[Records contained in a dataset]
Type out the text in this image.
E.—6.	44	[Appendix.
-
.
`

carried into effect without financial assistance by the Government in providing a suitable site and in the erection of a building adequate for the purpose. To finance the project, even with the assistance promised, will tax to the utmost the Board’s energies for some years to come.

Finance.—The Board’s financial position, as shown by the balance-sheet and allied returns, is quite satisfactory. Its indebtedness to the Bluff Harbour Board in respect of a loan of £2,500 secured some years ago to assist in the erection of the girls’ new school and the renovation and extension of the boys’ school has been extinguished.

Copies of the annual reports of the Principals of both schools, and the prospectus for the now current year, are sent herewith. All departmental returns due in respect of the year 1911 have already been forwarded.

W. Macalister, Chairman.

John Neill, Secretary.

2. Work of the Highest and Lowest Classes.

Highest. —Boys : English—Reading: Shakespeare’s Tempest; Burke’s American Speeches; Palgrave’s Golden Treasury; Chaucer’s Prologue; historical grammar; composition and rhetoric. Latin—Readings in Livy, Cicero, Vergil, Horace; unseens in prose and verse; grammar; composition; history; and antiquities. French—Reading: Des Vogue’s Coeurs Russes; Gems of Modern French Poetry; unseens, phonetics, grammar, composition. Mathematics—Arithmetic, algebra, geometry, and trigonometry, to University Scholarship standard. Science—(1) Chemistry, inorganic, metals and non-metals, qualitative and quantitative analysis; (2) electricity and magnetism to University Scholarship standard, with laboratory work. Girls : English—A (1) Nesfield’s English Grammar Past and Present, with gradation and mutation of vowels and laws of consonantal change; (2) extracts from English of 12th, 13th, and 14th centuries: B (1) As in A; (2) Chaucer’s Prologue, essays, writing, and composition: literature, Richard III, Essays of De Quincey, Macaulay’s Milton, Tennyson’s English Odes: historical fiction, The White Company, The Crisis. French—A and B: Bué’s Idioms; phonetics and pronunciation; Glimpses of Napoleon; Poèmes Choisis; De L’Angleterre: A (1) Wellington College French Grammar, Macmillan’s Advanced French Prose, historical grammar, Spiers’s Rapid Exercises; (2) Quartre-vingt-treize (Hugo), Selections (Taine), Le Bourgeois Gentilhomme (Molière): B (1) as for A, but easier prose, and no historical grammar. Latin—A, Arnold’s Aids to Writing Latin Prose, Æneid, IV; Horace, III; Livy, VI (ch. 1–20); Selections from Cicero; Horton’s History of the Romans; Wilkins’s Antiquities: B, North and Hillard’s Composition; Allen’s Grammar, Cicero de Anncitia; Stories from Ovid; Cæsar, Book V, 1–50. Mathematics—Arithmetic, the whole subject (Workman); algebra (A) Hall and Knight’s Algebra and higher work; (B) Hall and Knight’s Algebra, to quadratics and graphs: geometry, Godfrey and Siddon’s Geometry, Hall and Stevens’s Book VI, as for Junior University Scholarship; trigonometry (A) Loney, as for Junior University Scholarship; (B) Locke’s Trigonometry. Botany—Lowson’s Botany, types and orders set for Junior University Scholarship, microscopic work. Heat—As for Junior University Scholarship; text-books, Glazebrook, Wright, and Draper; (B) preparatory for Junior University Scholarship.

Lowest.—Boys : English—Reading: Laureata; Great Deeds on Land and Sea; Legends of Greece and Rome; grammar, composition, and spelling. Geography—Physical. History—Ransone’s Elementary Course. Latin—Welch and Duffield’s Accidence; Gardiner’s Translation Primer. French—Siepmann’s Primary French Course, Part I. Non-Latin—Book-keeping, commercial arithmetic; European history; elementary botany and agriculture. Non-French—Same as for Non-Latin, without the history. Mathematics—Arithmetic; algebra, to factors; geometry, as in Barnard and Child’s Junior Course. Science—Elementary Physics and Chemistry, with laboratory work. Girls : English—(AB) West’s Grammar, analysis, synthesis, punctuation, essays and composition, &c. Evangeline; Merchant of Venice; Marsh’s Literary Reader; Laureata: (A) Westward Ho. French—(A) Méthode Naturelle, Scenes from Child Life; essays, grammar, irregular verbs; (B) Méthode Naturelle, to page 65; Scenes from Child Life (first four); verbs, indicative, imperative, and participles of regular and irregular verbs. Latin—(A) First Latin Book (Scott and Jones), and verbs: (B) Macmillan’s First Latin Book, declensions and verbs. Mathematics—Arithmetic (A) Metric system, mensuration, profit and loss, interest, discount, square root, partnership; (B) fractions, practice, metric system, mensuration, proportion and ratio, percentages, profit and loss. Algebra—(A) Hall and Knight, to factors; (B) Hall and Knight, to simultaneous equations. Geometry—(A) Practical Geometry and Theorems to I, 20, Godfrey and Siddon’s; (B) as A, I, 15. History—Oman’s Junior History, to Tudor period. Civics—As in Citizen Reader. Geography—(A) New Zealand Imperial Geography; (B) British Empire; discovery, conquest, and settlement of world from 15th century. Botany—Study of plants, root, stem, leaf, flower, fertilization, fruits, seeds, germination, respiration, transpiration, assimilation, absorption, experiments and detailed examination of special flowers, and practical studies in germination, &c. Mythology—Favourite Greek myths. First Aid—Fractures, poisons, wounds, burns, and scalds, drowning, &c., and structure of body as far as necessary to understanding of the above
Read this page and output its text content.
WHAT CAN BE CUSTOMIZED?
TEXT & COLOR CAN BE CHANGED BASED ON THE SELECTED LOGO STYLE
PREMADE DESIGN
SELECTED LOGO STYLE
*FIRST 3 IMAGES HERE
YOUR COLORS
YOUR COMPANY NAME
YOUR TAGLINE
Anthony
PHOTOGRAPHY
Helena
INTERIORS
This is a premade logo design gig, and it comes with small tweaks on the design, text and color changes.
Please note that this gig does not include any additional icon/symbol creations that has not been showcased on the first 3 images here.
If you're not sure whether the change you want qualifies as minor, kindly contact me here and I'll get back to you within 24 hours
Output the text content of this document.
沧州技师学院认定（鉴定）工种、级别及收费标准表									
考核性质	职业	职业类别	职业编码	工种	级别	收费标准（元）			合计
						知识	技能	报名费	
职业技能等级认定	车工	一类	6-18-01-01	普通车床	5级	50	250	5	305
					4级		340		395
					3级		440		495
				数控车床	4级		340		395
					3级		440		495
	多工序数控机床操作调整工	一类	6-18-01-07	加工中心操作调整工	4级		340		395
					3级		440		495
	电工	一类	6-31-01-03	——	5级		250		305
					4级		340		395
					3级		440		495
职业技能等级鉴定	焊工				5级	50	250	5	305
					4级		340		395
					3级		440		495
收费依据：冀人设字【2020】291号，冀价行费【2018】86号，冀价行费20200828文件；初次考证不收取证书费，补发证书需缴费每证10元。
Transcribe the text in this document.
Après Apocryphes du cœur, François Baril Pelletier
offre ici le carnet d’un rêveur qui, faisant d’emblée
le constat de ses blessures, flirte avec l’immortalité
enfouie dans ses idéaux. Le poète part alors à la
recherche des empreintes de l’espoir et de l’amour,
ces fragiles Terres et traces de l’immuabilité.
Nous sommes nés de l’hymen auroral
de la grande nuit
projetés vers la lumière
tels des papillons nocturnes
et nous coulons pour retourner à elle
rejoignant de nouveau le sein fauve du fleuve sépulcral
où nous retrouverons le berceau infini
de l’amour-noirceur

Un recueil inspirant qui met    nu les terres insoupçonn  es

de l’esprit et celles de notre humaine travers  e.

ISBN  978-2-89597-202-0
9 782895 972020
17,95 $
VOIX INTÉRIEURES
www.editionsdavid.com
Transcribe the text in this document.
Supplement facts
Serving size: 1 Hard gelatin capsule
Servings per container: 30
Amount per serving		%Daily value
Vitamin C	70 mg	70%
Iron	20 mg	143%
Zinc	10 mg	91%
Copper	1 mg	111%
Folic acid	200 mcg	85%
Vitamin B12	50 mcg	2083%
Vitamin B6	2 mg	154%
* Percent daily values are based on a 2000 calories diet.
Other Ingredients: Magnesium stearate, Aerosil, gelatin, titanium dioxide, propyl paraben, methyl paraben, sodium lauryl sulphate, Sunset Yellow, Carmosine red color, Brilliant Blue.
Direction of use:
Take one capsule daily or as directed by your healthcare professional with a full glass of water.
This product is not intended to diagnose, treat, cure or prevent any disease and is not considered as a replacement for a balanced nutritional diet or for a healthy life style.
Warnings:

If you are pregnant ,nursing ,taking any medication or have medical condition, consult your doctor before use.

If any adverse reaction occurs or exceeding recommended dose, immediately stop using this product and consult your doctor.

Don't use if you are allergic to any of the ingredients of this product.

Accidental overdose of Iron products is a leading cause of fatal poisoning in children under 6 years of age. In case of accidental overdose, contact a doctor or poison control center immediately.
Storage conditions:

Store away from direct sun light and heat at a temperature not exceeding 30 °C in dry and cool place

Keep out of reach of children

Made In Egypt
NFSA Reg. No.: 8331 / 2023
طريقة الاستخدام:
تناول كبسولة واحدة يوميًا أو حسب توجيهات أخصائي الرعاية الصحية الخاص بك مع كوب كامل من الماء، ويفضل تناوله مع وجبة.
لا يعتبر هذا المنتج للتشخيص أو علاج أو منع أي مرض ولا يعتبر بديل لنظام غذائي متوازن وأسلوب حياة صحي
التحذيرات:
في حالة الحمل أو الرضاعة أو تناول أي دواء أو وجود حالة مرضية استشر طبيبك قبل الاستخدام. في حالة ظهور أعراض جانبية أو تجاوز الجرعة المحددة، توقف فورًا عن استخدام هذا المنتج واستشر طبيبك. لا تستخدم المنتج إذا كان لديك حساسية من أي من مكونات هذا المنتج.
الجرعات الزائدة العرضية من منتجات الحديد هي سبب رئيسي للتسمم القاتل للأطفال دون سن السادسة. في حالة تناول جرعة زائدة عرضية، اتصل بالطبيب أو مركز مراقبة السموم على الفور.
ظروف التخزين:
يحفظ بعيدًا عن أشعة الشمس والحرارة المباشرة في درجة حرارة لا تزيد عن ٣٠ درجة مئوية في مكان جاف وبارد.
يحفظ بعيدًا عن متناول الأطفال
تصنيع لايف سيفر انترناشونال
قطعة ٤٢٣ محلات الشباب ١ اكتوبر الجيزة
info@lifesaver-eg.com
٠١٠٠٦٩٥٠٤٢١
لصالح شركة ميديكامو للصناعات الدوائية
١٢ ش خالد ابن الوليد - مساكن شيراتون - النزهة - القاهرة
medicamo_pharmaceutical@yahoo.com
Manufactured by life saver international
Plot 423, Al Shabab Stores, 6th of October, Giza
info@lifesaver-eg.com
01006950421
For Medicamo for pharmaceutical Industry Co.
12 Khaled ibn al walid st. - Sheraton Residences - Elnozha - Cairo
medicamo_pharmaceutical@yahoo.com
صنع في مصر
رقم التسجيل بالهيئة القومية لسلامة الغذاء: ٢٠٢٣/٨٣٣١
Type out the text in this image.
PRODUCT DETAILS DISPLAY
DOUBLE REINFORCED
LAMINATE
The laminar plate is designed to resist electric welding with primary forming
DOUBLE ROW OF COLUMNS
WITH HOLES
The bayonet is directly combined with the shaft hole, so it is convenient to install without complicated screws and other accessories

◆ Task prompt
Looking at the listing above, how many of its lines contain the string "Iron"? Give the number alone.

◆ Correct response
2